▸ **Data section**
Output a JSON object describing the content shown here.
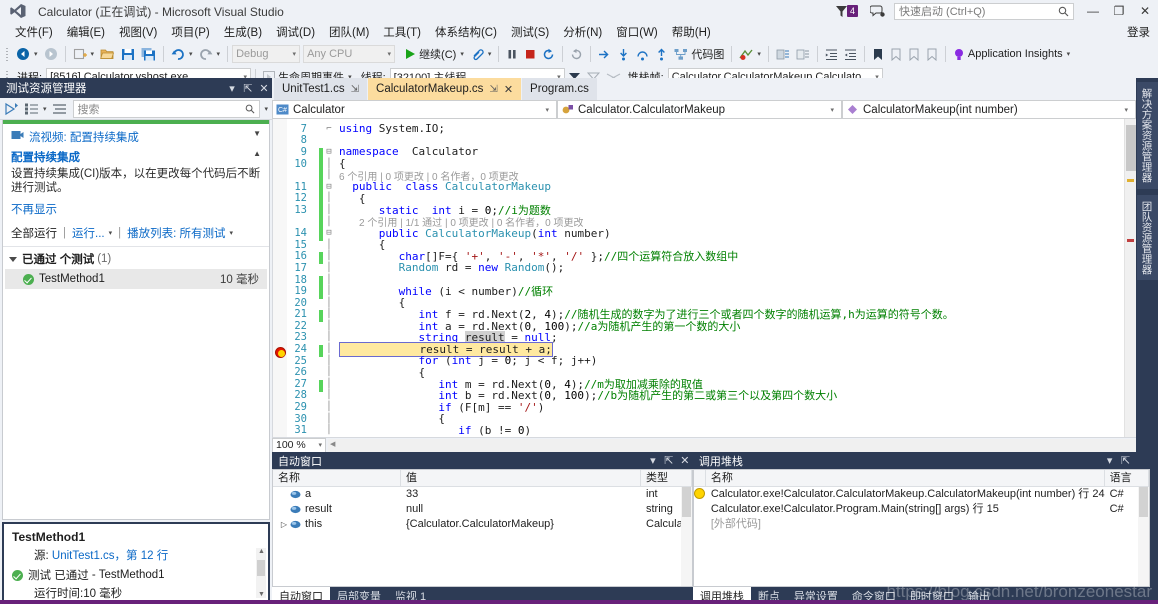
{
  "titlebar": {
    "title": "Calculator (正在调试) - Microsoft Visual Studio",
    "logo_icon": "visual-studio-logo",
    "notification_count": "4",
    "flag_icon": "notification-flag-icon",
    "feedback_icon": "send-feedback-icon",
    "quick_launch_placeholder": "快速启动 (Ctrl+Q)",
    "quick_launch_value": "",
    "search_icon": "magnifier-icon",
    "minimize": "—",
    "restore": "❐",
    "close": "✕",
    "signin": "登录"
  },
  "menubar": {
    "items": [
      "文件(F)",
      "编辑(E)",
      "视图(V)",
      "项目(P)",
      "生成(B)",
      "调试(D)",
      "团队(M)",
      "工具(T)",
      "体系结构(C)",
      "测试(S)",
      "分析(N)",
      "窗口(W)",
      "帮助(H)"
    ]
  },
  "toolbar1": {
    "nav_back_icon": "navigate-backward-icon",
    "nav_forward_icon": "navigate-forward-icon",
    "new_project_icon": "new-project-icon",
    "open_file_icon": "open-file-icon",
    "save_icon": "save-icon",
    "save_all_icon": "save-all-icon",
    "undo_icon": "undo-icon",
    "redo_icon": "redo-icon",
    "config_value": "Debug",
    "platform_value": "Any CPU",
    "continue_label": "继续(C)",
    "continue_icon": "play-icon",
    "attach_icon": "attach-to-process-icon",
    "pause_icon": "pause-icon",
    "stop_icon": "stop-icon",
    "restart_icon": "restart-icon",
    "refresh_icon": "refresh-icon",
    "stepover_icon": "step-over-icon",
    "stepinto_icon": "step-into-icon",
    "stepout_icon": "step-out-icon",
    "stepnext_icon": "step-next-icon",
    "codemap_icon": "code-map-icon",
    "codemap_label": "代码图",
    "intellitrace_icon": "intellitrace-icon",
    "comment_icon": "comment-selection-icon",
    "uncomment_icon": "uncomment-selection-icon",
    "indent_icon": "increase-indent-icon",
    "outdent_icon": "decrease-indent-icon",
    "bookmark_icon": "bookmark-icon",
    "bookmark_prev_icon": "previous-bookmark-icon",
    "bookmark_next_icon": "next-bookmark-icon",
    "bookmark_clear_icon": "clear-bookmarks-icon",
    "app_insights_icon": "application-insights-icon",
    "app_insights_label": "Application Insights"
  },
  "toolbar2": {
    "process_label": "进程:",
    "process_value": "[8516] Calculator.vshost.exe",
    "lifecycle_icon": "lifecycle-events-icon",
    "lifecycle_label": "生命周期事件",
    "thread_label": "线程:",
    "thread_value": "[32100] 主线程",
    "filter_icon": "filter-icon",
    "flag_icon": "flag-icon",
    "crosshatch_icon": "no-filter-icon",
    "stackframe_label": "堆栈帧:",
    "stackframe_value": "Calculator.CalculatorMakeup.Calculato"
  },
  "test_explorer": {
    "title": "测试资源管理器",
    "run_tests_icon": "run-tests-icon",
    "group_by_icon": "group-by-icon",
    "list_icon": "list-view-icon",
    "search_placeholder": "搜索",
    "search_icon": "magnifier-icon",
    "ci_video_icon": "video-icon",
    "ci_video_label": "流视频: 配置持续集成",
    "ci_heading": "配置持续集成",
    "ci_desc": "设置持续集成(CI)版本，以在更改每个代码后不断进行测试。",
    "ci_dismiss": "不再显示",
    "run_all": "全部运行",
    "run_menu": "运行...",
    "playlist": "播放列表: 所有测试",
    "group_label": "已通过 个测试",
    "group_count": "(1)",
    "tests": [
      {
        "name": "TestMethod1",
        "duration": "10 毫秒",
        "status_icon": "test-passed-icon"
      }
    ],
    "detail": {
      "title": "TestMethod1",
      "source_label": "源:",
      "source_link": "UnitTest1.cs，第 12 行",
      "result_prefix": "测试",
      "result_status": "已通过",
      "result_suffix": "- TestMethod1",
      "elapsed": "运行时间:10 毫秒",
      "status_icon": "test-passed-icon"
    }
  },
  "editor": {
    "tabs": [
      {
        "label": "UnitTest1.cs",
        "active": false,
        "pin_icon": "pin-icon"
      },
      {
        "label": "CalculatorMakeup.cs",
        "active": true,
        "pin_icon": "pin-icon",
        "close_icon": "close-icon"
      },
      {
        "label": "Program.cs",
        "active": false
      }
    ],
    "nav_project": "Calculator",
    "nav_project_icon": "csharp-project-icon",
    "nav_type": "Calculator.CalculatorMakeup",
    "nav_type_icon": "class-icon",
    "nav_member": "CalculatorMakeup(int number)",
    "nav_member_icon": "method-icon",
    "zoom_level": "100 %",
    "lines": [
      {
        "n": "7",
        "change": false,
        "outline": "",
        "segments": [
          {
            "t": "    using System.IO;",
            "c": "plain",
            "kw": "using"
          }
        ]
      },
      {
        "n": "8",
        "change": false,
        "outline": "",
        "segments": []
      },
      {
        "n": "9",
        "change": true,
        "outline": "-",
        "segments": []
      },
      {
        "n": "10",
        "change": false,
        "outline": "",
        "segments": []
      },
      {
        "n": "",
        "change": true,
        "outline": "",
        "segments": []
      },
      {
        "n": "11",
        "change": true,
        "outline": "-",
        "segments": []
      },
      {
        "n": "12",
        "change": true,
        "outline": "",
        "segments": []
      },
      {
        "n": "13",
        "change": true,
        "outline": "",
        "segments": []
      },
      {
        "n": "",
        "change": true,
        "outline": "",
        "segments": []
      },
      {
        "n": "14",
        "change": true,
        "outline": "-",
        "segments": []
      },
      {
        "n": "15",
        "change": false,
        "outline": "",
        "segments": []
      },
      {
        "n": "16",
        "change": true,
        "outline": "",
        "segments": []
      },
      {
        "n": "17",
        "change": false,
        "outline": "",
        "segments": []
      },
      {
        "n": "18",
        "change": true,
        "outline": "",
        "segments": []
      },
      {
        "n": "19",
        "change": true,
        "outline": "",
        "segments": []
      },
      {
        "n": "20",
        "change": false,
        "outline": "",
        "segments": []
      },
      {
        "n": "21",
        "change": true,
        "outline": "",
        "segments": []
      },
      {
        "n": "22",
        "change": false,
        "outline": "",
        "segments": []
      },
      {
        "n": "23",
        "change": false,
        "outline": "",
        "segments": []
      },
      {
        "n": "24",
        "change": false,
        "outline": "",
        "segments": []
      },
      {
        "n": "25",
        "change": true,
        "outline": "",
        "segments": []
      },
      {
        "n": "26",
        "change": false,
        "outline": "",
        "segments": []
      },
      {
        "n": "27",
        "change": false,
        "outline": "",
        "segments": []
      },
      {
        "n": "28",
        "change": false,
        "outline": "",
        "segments": []
      },
      {
        "n": "29",
        "change": true,
        "outline": "",
        "segments": []
      },
      {
        "n": "30",
        "change": false,
        "outline": "",
        "segments": []
      },
      {
        "n": "31",
        "change": false,
        "outline": "",
        "segments": []
      }
    ],
    "code_text": {
      "l7": "using System.IO;",
      "l9": "namespace  Calculator",
      "l10": "{",
      "lens1": "6 个引用 | 0 项更改 | 0 名作者，0 项更改",
      "l11": "public  class CalculatorMakeup",
      "l12": "{",
      "l13_a": "static  int i = 0;",
      "l13_c": "//i为题数",
      "lens2": "2 个引用 | 1/1 通过 | 0 项更改 | 0 名作者，0 项更改",
      "l14": "public CalculatorMakeup(int number)",
      "l15": "{",
      "l16_a": "char[]F={ '+', '-', '*', '/' };",
      "l16_c": "//四个运算符合放入数组中",
      "l17": "Random rd = new Random();",
      "l19_a": "while (i < number)",
      "l19_c": "//循环",
      "l20": "{",
      "l21_a": "int f = rd.Next(2, 4);",
      "l21_c": "//随机生成的数字为了进行三个或者四个数字的随机运算,h为运算的符号个数。",
      "l22_a": "int a = rd.Next(0, 100);",
      "l22_c": "//a为随机产生的第一个数的大小",
      "l23": "string result = null;",
      "l24": "result = result + a;",
      "l25": "for (int j = 0; j < f; j++)",
      "l26": "{",
      "l27_a": "int m = rd.Next(0, 4);",
      "l27_c": "//m为取加减乘除的取值",
      "l28_a": "int b = rd.Next(0, 100);",
      "l28_c": "//b为随机产生的第二或第三个以及第四个数大小",
      "l29": "if (F[m] == '/')",
      "l30": "{",
      "l31": "if (b != 0)"
    }
  },
  "autos": {
    "title": "自动窗口",
    "columns": [
      "名称",
      "值",
      "类型"
    ],
    "rows": [
      {
        "name": "a",
        "value": "33",
        "type": "int",
        "expandable": false,
        "icon": "variable-icon"
      },
      {
        "name": "result",
        "value": "null",
        "type": "string",
        "expandable": false,
        "icon": "variable-icon"
      },
      {
        "name": "this",
        "value": "{Calculator.CalculatorMakeup}",
        "type": "Calculato",
        "expandable": true,
        "icon": "variable-icon"
      }
    ]
  },
  "callstack": {
    "title": "调用堆栈",
    "columns": [
      "名称",
      "语言"
    ],
    "rows": [
      {
        "name": "Calculator.exe!Calculator.CalculatorMakeup.CalculatorMakeup(int number) 行 24",
        "lang": "C#",
        "current": true
      },
      {
        "name": "Calculator.exe!Calculator.Program.Main(string[] args) 行 15",
        "lang": "C#",
        "current": false
      },
      {
        "name": "[外部代码]",
        "lang": "",
        "current": false,
        "external": true
      }
    ]
  },
  "bottom_tabs_left": [
    {
      "label": "自动窗口",
      "active": true
    },
    {
      "label": "局部变量",
      "active": false
    },
    {
      "label": "监视 1",
      "active": false
    }
  ],
  "bottom_tabs_right": [
    {
      "label": "调用堆栈",
      "active": true
    },
    {
      "label": "断点",
      "active": false
    },
    {
      "label": "异常设置",
      "active": false
    },
    {
      "label": "命令窗口",
      "active": false
    },
    {
      "label": "即时窗口",
      "active": false
    },
    {
      "label": "输出",
      "active": false
    }
  ],
  "right_rail": [
    {
      "label": "解决方案资源管理器"
    },
    {
      "label": "团队资源管理器"
    }
  ],
  "watermark": "https://blog.csdn.net/bronzeonestar",
  "colors": {
    "accent_purple": "#68217a",
    "chrome_bg": "#eef1f6",
    "pane_header": "#2d3b55",
    "active_tab": "#fcdc9e",
    "pass_green": "#4caf50",
    "breakpoint_red": "#e51400",
    "current_stmt_yellow": "#ffd400",
    "link_blue": "#0b69c7",
    "keyword_blue": "#0000ff",
    "type_teal": "#2b91af",
    "comment_green": "#008000",
    "string_red": "#a31515"
  }
}
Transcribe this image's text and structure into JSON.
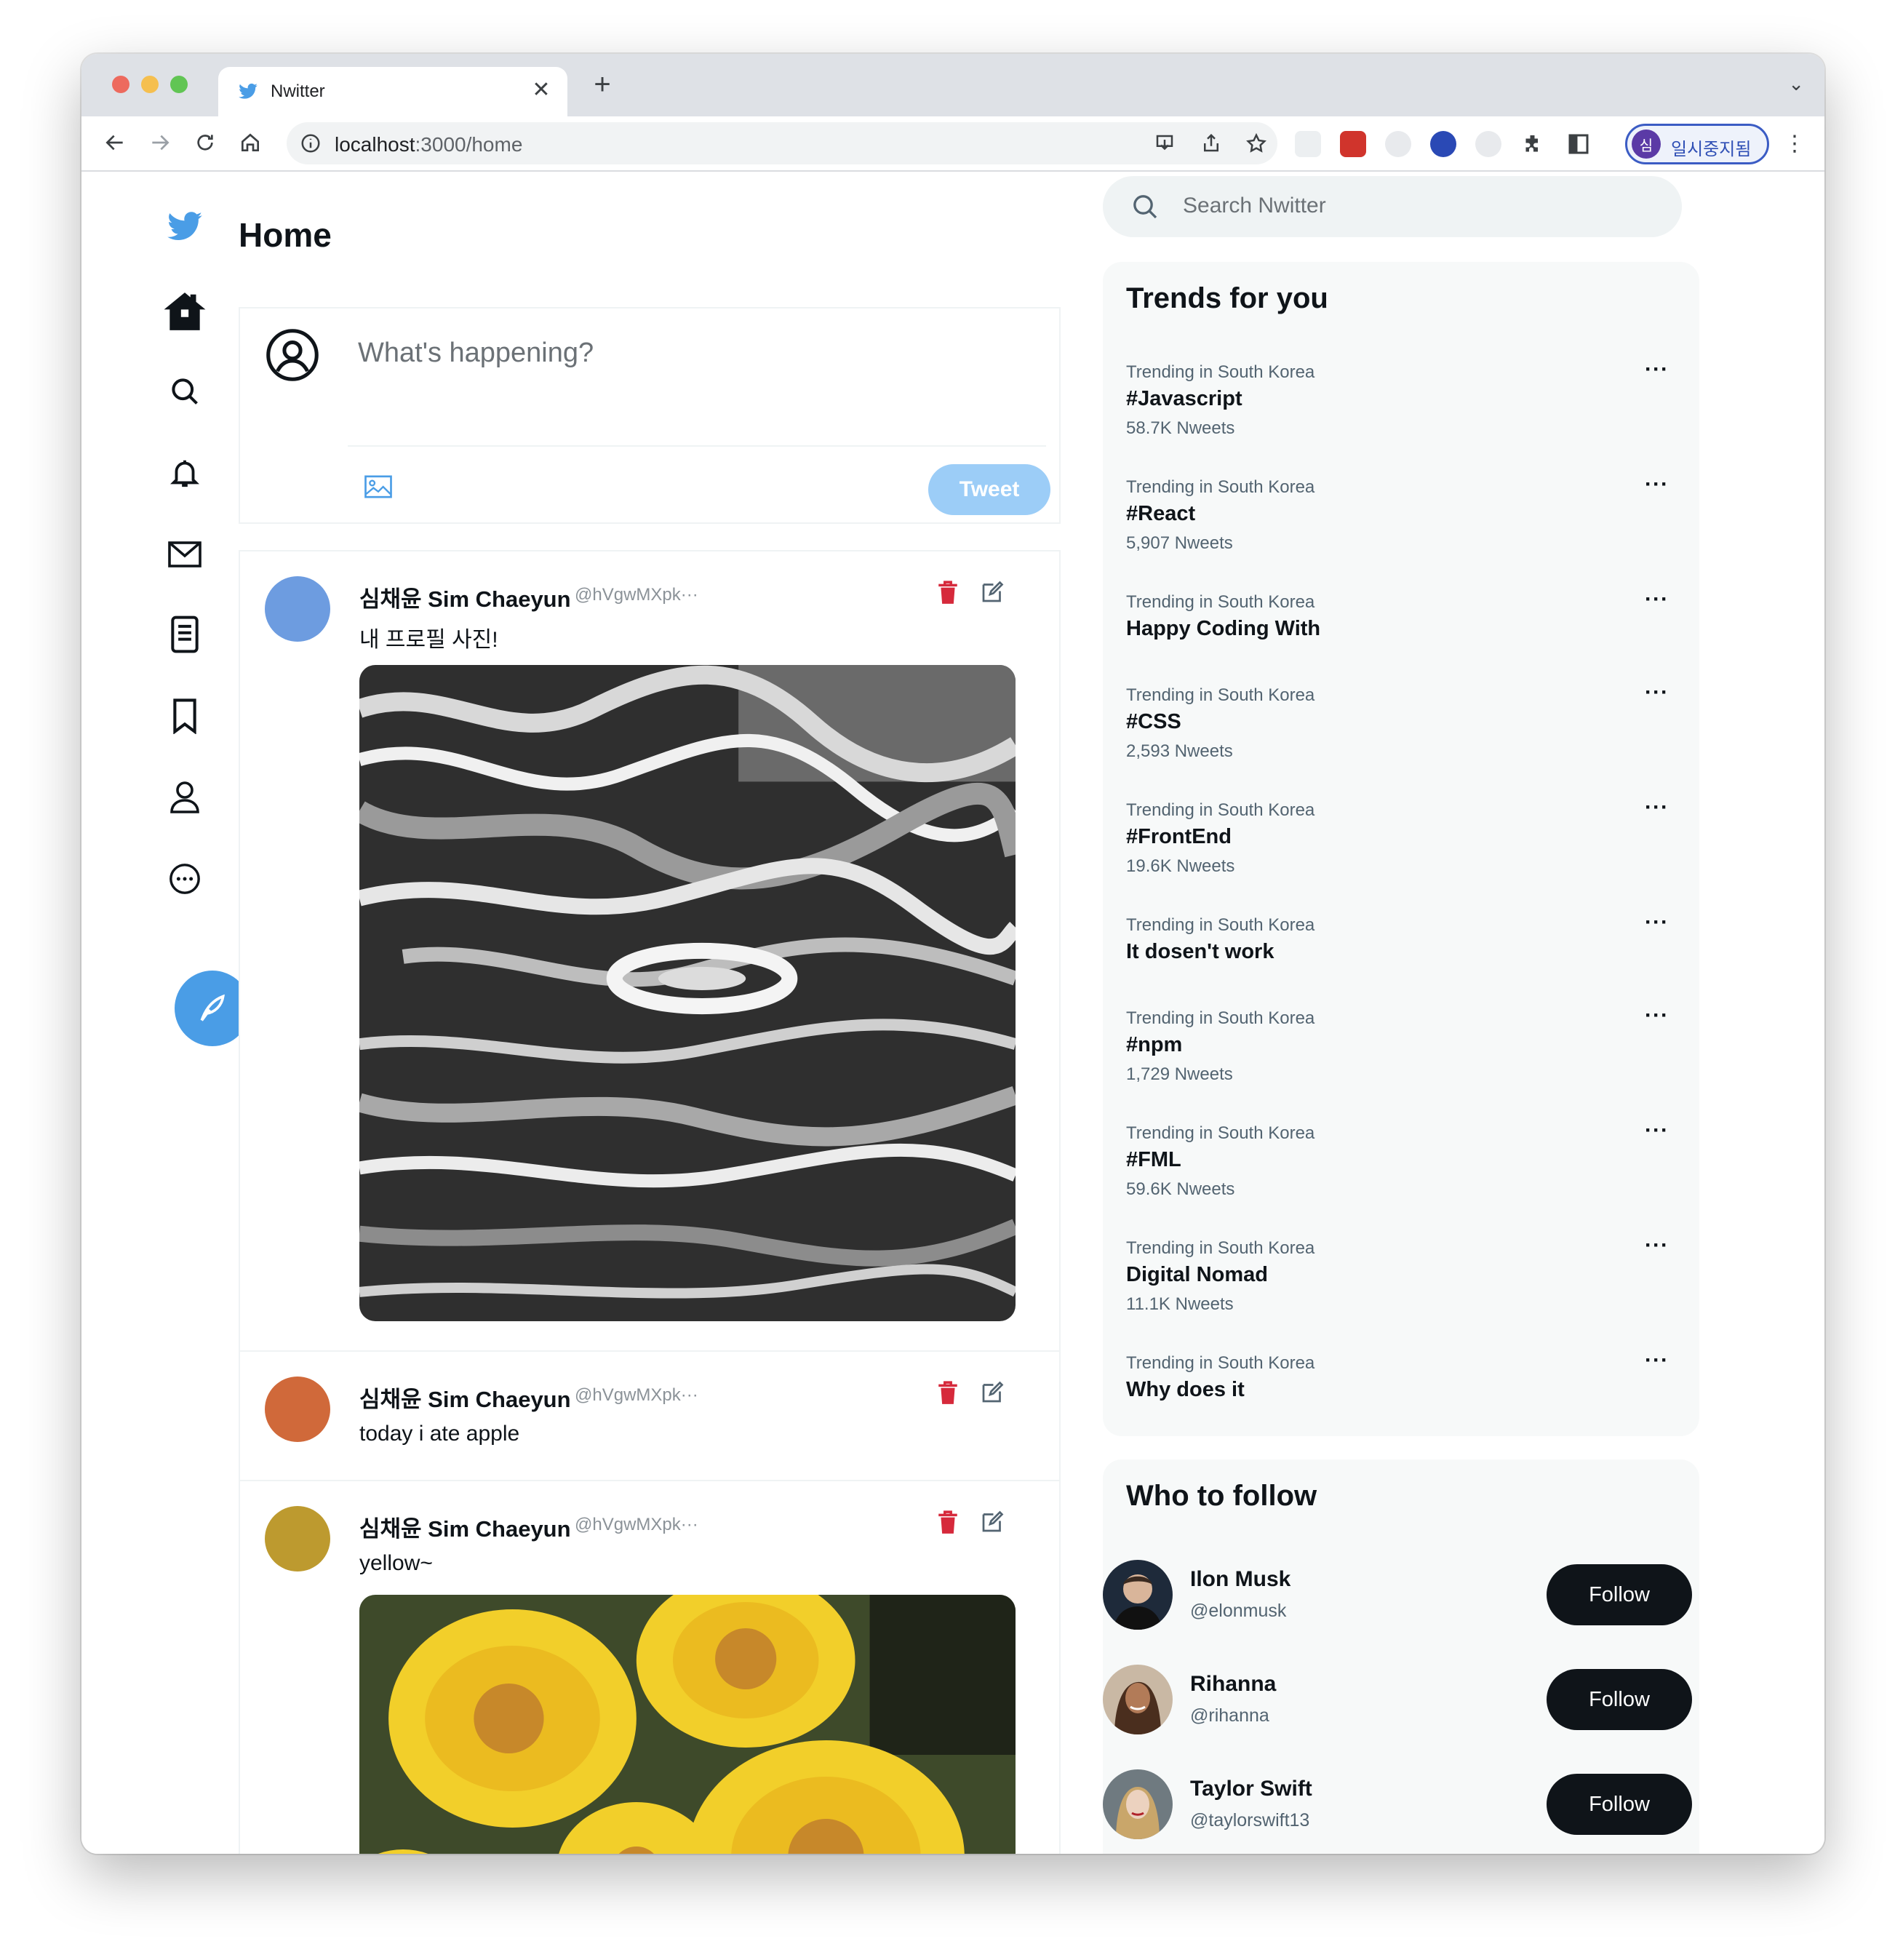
{
  "browser": {
    "tab_title": "Nwitter",
    "url_host": "localhost",
    "url_rest": ":3000/home",
    "profile_initial": "심",
    "profile_label": "일시중지됨"
  },
  "sidebar": {
    "items": [
      {
        "icon": "twitter-logo-icon"
      },
      {
        "icon": "home-icon"
      },
      {
        "icon": "search-icon"
      },
      {
        "icon": "bell-icon"
      },
      {
        "icon": "mail-icon"
      },
      {
        "icon": "list-icon"
      },
      {
        "icon": "bookmark-icon"
      },
      {
        "icon": "profile-icon"
      },
      {
        "icon": "more-icon"
      },
      {
        "icon": "compose-icon"
      }
    ]
  },
  "main": {
    "title": "Home",
    "composer": {
      "placeholder": "What's happening?",
      "tweet_label": "Tweet"
    },
    "tweets": [
      {
        "name": "심채윤 Sim Chaeyun",
        "handle": "@hVgwMXpk···",
        "text": "내 프로필 사진!",
        "avatar_color": "#6d9ce0",
        "image": "abstract-monochrome-swirl"
      },
      {
        "name": "심채윤 Sim Chaeyun",
        "handle": "@hVgwMXpk···",
        "text": "today i ate apple",
        "avatar_color": "#d0693a"
      },
      {
        "name": "심채윤 Sim Chaeyun",
        "handle": "@hVgwMXpk···",
        "text": "yellow~",
        "avatar_color": "#bd9a2f",
        "image": "yellow-daisies"
      }
    ]
  },
  "search": {
    "placeholder": "Search Nwitter"
  },
  "trends": {
    "title": "Trends for you",
    "items": [
      {
        "meta": "Trending in South Korea",
        "name": "#Javascript",
        "count": "58.7K Nweets"
      },
      {
        "meta": "Trending in South Korea",
        "name": "#React",
        "count": "5,907 Nweets"
      },
      {
        "meta": "Trending in South Korea",
        "name": "Happy Coding With",
        "count": ""
      },
      {
        "meta": "Trending in South Korea",
        "name": "#CSS",
        "count": "2,593 Nweets"
      },
      {
        "meta": "Trending in South Korea",
        "name": "#FrontEnd",
        "count": "19.6K Nweets"
      },
      {
        "meta": "Trending in South Korea",
        "name": "It dosen't work",
        "count": ""
      },
      {
        "meta": "Trending in South Korea",
        "name": "#npm",
        "count": "1,729 Nweets"
      },
      {
        "meta": "Trending in South Korea",
        "name": "#FML",
        "count": "59.6K Nweets"
      },
      {
        "meta": "Trending in South Korea",
        "name": "Digital Nomad",
        "count": "11.1K Nweets"
      },
      {
        "meta": "Trending in South Korea",
        "name": "Why does it",
        "count": ""
      }
    ],
    "more_label": "···"
  },
  "who_to_follow": {
    "title": "Who to follow",
    "users": [
      {
        "name": "Ilon Musk",
        "handle": "@elonmusk",
        "button": "Follow"
      },
      {
        "name": "Rihanna",
        "handle": "@rihanna",
        "button": "Follow"
      },
      {
        "name": "Taylor Swift",
        "handle": "@taylorswift13",
        "button": "Follow"
      }
    ]
  },
  "colors": {
    "brand_blue": "#4a9de6",
    "tweet_button_disabled": "#9ccdf7",
    "delete_red": "#e0245e",
    "follow_button": "#0f1419"
  }
}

▸ **Direction**
Lines of the material that contain the word "number" are to be gathered.

▸ **Result**
    "nav_member": "CalculatorMakeup(int number)",
      "l14": "public CalculatorMakeup(int number)",
      "l19_a": "while (i < number)",
        "name": "Calculator.exe!Calculator.CalculatorMakeup.CalculatorMakeup(int number) 行 24",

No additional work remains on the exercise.